:: Aim of the task ::
Extract every entry word for word.

------------------------------------------------------------

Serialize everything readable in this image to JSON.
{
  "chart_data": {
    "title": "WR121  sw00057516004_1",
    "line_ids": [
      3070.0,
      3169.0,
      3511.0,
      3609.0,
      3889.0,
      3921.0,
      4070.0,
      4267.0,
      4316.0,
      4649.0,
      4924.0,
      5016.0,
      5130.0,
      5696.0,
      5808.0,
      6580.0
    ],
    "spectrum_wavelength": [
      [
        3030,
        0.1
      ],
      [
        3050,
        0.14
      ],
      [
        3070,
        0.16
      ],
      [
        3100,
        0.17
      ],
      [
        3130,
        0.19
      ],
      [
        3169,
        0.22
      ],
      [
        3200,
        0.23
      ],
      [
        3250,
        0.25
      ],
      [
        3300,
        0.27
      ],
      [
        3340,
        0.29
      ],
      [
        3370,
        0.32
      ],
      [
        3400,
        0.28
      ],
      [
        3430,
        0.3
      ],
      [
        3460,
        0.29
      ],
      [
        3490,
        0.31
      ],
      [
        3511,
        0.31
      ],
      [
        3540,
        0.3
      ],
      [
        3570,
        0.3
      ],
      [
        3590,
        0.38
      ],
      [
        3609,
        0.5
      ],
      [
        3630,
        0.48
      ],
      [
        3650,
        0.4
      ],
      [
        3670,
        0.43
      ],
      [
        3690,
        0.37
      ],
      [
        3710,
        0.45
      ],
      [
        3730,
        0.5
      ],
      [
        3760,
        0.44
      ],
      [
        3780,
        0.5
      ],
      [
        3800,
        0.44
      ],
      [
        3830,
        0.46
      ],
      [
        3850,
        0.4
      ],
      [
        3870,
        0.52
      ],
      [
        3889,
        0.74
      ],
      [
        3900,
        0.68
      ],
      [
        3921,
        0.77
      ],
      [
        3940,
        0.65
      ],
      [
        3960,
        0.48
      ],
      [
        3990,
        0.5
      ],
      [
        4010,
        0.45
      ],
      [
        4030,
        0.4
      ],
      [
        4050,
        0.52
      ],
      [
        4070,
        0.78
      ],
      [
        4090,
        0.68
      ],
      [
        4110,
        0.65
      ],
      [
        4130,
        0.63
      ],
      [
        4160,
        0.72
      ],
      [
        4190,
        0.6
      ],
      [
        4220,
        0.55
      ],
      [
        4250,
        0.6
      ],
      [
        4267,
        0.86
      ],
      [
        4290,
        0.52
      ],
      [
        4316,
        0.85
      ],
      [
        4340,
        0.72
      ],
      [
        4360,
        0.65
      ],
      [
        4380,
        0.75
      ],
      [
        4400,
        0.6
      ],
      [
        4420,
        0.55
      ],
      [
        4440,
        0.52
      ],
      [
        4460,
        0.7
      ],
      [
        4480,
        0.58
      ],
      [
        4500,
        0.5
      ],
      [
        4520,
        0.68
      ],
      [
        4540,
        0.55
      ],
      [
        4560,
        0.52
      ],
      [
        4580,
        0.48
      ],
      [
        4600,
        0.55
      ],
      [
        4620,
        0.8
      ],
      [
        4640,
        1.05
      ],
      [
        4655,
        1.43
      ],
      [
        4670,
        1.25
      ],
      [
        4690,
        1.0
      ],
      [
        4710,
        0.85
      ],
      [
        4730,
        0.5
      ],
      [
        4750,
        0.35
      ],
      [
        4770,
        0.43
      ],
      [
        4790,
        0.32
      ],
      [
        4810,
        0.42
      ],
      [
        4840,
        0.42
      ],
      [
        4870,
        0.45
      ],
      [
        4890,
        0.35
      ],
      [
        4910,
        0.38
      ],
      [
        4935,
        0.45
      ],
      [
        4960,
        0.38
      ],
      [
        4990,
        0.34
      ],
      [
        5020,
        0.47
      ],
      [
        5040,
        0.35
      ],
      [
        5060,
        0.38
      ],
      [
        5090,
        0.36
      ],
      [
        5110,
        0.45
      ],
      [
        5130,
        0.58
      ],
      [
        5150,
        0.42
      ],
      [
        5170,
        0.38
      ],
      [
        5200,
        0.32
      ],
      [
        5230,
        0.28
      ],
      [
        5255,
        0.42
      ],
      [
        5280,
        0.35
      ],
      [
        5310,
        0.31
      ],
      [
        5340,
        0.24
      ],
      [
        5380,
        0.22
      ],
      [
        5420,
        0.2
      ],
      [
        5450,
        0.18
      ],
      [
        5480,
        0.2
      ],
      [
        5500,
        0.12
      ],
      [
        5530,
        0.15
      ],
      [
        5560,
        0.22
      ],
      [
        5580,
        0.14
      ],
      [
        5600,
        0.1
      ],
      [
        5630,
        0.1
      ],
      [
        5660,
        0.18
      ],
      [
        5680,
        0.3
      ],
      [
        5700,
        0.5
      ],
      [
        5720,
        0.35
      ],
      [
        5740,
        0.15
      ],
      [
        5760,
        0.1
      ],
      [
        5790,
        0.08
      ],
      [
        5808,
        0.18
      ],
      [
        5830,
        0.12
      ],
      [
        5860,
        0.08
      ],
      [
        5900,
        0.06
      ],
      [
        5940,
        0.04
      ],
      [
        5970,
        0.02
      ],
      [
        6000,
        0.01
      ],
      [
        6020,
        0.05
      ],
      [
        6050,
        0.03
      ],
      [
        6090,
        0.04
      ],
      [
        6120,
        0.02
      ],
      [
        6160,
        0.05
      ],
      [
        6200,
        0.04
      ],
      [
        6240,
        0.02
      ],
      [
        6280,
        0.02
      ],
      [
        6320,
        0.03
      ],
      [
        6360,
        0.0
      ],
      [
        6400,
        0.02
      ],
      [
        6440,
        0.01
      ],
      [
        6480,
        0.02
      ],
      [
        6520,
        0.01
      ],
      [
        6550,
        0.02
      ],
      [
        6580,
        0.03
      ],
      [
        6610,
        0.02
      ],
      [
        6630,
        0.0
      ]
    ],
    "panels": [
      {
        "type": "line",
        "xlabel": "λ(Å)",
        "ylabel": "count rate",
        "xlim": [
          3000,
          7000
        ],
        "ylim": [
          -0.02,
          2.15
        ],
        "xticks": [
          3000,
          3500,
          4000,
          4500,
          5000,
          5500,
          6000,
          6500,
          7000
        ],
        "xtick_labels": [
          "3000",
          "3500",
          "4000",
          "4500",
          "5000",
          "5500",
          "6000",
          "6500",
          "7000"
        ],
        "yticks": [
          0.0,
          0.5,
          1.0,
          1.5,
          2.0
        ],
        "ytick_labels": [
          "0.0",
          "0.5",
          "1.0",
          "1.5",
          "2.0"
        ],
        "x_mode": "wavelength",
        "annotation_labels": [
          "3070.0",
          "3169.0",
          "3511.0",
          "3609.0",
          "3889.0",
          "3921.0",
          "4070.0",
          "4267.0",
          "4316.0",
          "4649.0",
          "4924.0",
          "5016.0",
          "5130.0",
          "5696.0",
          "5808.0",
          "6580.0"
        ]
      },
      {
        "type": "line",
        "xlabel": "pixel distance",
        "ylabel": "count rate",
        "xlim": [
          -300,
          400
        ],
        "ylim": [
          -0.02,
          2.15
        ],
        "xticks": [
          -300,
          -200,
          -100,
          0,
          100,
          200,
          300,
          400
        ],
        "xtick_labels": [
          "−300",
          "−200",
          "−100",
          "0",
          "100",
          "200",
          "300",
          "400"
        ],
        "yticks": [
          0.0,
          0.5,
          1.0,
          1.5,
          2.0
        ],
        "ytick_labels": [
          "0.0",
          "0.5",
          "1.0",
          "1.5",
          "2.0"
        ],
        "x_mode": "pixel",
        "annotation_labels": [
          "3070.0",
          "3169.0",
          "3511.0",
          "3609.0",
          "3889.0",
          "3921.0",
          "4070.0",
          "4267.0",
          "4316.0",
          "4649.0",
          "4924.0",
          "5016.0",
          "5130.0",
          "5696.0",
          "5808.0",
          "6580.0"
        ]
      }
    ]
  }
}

------------------------------------------------------------

:: Exercise output ::
Serialize everything readable in this image to JSON.
{
  "chart_data": {
    "title": "WR121  sw00057516004_1",
    "line_ids": [
      3070.0,
      3169.0,
      3511.0,
      3609.0,
      3889.0,
      3921.0,
      4070.0,
      4267.0,
      4316.0,
      4649.0,
      4924.0,
      5016.0,
      5130.0,
      5696.0,
      5808.0,
      6580.0
    ],
    "spectrum_wavelength": [
      [
        3030,
        0.1
      ],
      [
        3050,
        0.14
      ],
      [
        3070,
        0.16
      ],
      [
        3100,
        0.17
      ],
      [
        3130,
        0.19
      ],
      [
        3169,
        0.22
      ],
      [
        3200,
        0.23
      ],
      [
        3250,
        0.25
      ],
      [
        3300,
        0.27
      ],
      [
        3340,
        0.29
      ],
      [
        3370,
        0.32
      ],
      [
        3400,
        0.28
      ],
      [
        3430,
        0.3
      ],
      [
        3460,
        0.29
      ],
      [
        3490,
        0.31
      ],
      [
        3511,
        0.31
      ],
      [
        3540,
        0.3
      ],
      [
        3570,
        0.3
      ],
      [
        3590,
        0.38
      ],
      [
        3609,
        0.5
      ],
      [
        3630,
        0.48
      ],
      [
        3650,
        0.4
      ],
      [
        3670,
        0.43
      ],
      [
        3690,
        0.37
      ],
      [
        3710,
        0.45
      ],
      [
        3730,
        0.5
      ],
      [
        3760,
        0.44
      ],
      [
        3780,
        0.5
      ],
      [
        3800,
        0.44
      ],
      [
        3830,
        0.46
      ],
      [
        3850,
        0.4
      ],
      [
        3870,
        0.52
      ],
      [
        3889,
        0.74
      ],
      [
        3900,
        0.68
      ],
      [
        3921,
        0.77
      ],
      [
        3940,
        0.65
      ],
      [
        3960,
        0.48
      ],
      [
        3990,
        0.5
      ],
      [
        4010,
        0.45
      ],
      [
        4030,
        0.4
      ],
      [
        4050,
        0.52
      ],
      [
        4070,
        0.78
      ],
      [
        4090,
        0.68
      ],
      [
        4110,
        0.65
      ],
      [
        4130,
        0.63
      ],
      [
        4160,
        0.72
      ],
      [
        4190,
        0.6
      ],
      [
        4220,
        0.55
      ],
      [
        4250,
        0.6
      ],
      [
        4267,
        0.86
      ],
      [
        4290,
        0.52
      ],
      [
        4316,
        0.85
      ],
      [
        4340,
        0.72
      ],
      [
        4360,
        0.65
      ],
      [
        4380,
        0.75
      ],
      [
        4400,
        0.6
      ],
      [
        4420,
        0.55
      ],
      [
        4440,
        0.52
      ],
      [
        4460,
        0.7
      ],
      [
        4480,
        0.58
      ],
      [
        4500,
        0.5
      ],
      [
        4520,
        0.68
      ],
      [
        4540,
        0.55
      ],
      [
        4560,
        0.52
      ],
      [
        4580,
        0.48
      ],
      [
        4600,
        0.55
      ],
      [
        4620,
        0.8
      ],
      [
        4640,
        1.05
      ],
      [
        4655,
        1.43
      ],
      [
        4670,
        1.25
      ],
      [
        4690,
        1.0
      ],
      [
        4710,
        0.85
      ],
      [
        4730,
        0.5
      ],
      [
        4750,
        0.35
      ],
      [
        4770,
        0.43
      ],
      [
        4790,
        0.32
      ],
      [
        4810,
        0.42
      ],
      [
        4840,
        0.42
      ],
      [
        4870,
        0.45
      ],
      [
        4890,
        0.35
      ],
      [
        4910,
        0.38
      ],
      [
        4935,
        0.45
      ],
      [
        4960,
        0.38
      ],
      [
        4990,
        0.34
      ],
      [
        5020,
        0.47
      ],
      [
        5040,
        0.35
      ],
      [
        5060,
        0.38
      ],
      [
        5090,
        0.36
      ],
      [
        5110,
        0.45
      ],
      [
        5130,
        0.58
      ],
      [
        5150,
        0.42
      ],
      [
        5170,
        0.38
      ],
      [
        5200,
        0.32
      ],
      [
        5230,
        0.28
      ],
      [
        5255,
        0.42
      ],
      [
        5280,
        0.35
      ],
      [
        5310,
        0.31
      ],
      [
        5340,
        0.24
      ],
      [
        5380,
        0.22
      ],
      [
        5420,
        0.2
      ],
      [
        5450,
        0.18
      ],
      [
        5480,
        0.2
      ],
      [
        5500,
        0.12
      ],
      [
        5530,
        0.15
      ],
      [
        5560,
        0.22
      ],
      [
        5580,
        0.14
      ],
      [
        5600,
        0.1
      ],
      [
        5630,
        0.1
      ],
      [
        5660,
        0.18
      ],
      [
        5680,
        0.3
      ],
      [
        5700,
        0.5
      ],
      [
        5720,
        0.35
      ],
      [
        5740,
        0.15
      ],
      [
        5760,
        0.1
      ],
      [
        5790,
        0.08
      ],
      [
        5808,
        0.18
      ],
      [
        5830,
        0.12
      ],
      [
        5860,
        0.08
      ],
      [
        5900,
        0.06
      ],
      [
        5940,
        0.04
      ],
      [
        5970,
        0.02
      ],
      [
        6000,
        0.01
      ],
      [
        6020,
        0.05
      ],
      [
        6050,
        0.03
      ],
      [
        6090,
        0.04
      ],
      [
        6120,
        0.02
      ],
      [
        6160,
        0.05
      ],
      [
        6200,
        0.04
      ],
      [
        6240,
        0.02
      ],
      [
        6280,
        0.02
      ],
      [
        6320,
        0.03
      ],
      [
        6360,
        0.0
      ],
      [
        6400,
        0.02
      ],
      [
        6440,
        0.01
      ],
      [
        6480,
        0.02
      ],
      [
        6520,
        0.01
      ],
      [
        6550,
        0.02
      ],
      [
        6580,
        0.03
      ],
      [
        6610,
        0.02
      ],
      [
        6630,
        0.0
      ]
    ],
    "panels": [
      {
        "type": "line",
        "xlabel": "λ(Å)",
        "ylabel": "count rate",
        "xlim": [
          3000,
          7000
        ],
        "ylim": [
          -0.02,
          2.15
        ],
        "xticks": [
          3000,
          3500,
          4000,
          4500,
          5000,
          5500,
          6000,
          6500,
          7000
        ],
        "xtick_labels": [
          "3000",
          "3500",
          "4000",
          "4500",
          "5000",
          "5500",
          "6000",
          "6500",
          "7000"
        ],
        "yticks": [
          0.0,
          0.5,
          1.0,
          1.5,
          2.0
        ],
        "ytick_labels": [
          "0.0",
          "0.5",
          "1.0",
          "1.5",
          "2.0"
        ],
        "x_mode": "wavelength",
        "annotation_labels": [
          "3070.0",
          "3169.0",
          "3511.0",
          "3609.0",
          "3889.0",
          "3921.0",
          "4070.0",
          "4267.0",
          "4316.0",
          "4649.0",
          "4924.0",
          "5016.0",
          "5130.0",
          "5696.0",
          "5808.0",
          "6580.0"
        ]
      },
      {
        "type": "line",
        "xlabel": "pixel distance",
        "ylabel": "count rate",
        "xlim": [
          -300,
          400
        ],
        "ylim": [
          -0.02,
          2.15
        ],
        "xticks": [
          -300,
          -200,
          -100,
          0,
          100,
          200,
          300,
          400
        ],
        "xtick_labels": [
          "−300",
          "−200",
          "−100",
          "0",
          "100",
          "200",
          "300",
          "400"
        ],
        "yticks": [
          0.0,
          0.5,
          1.0,
          1.5,
          2.0
        ],
        "ytick_labels": [
          "0.0",
          "0.5",
          "1.0",
          "1.5",
          "2.0"
        ],
        "x_mode": "pixel",
        "annotation_labels": [
          "3070.0",
          "3169.0",
          "3511.0",
          "3609.0",
          "3889.0",
          "3921.0",
          "4070.0",
          "4267.0",
          "4316.0",
          "4649.0",
          "4924.0",
          "5016.0",
          "5130.0",
          "5696.0",
          "5808.0",
          "6580.0"
        ]
      }
    ]
  }
}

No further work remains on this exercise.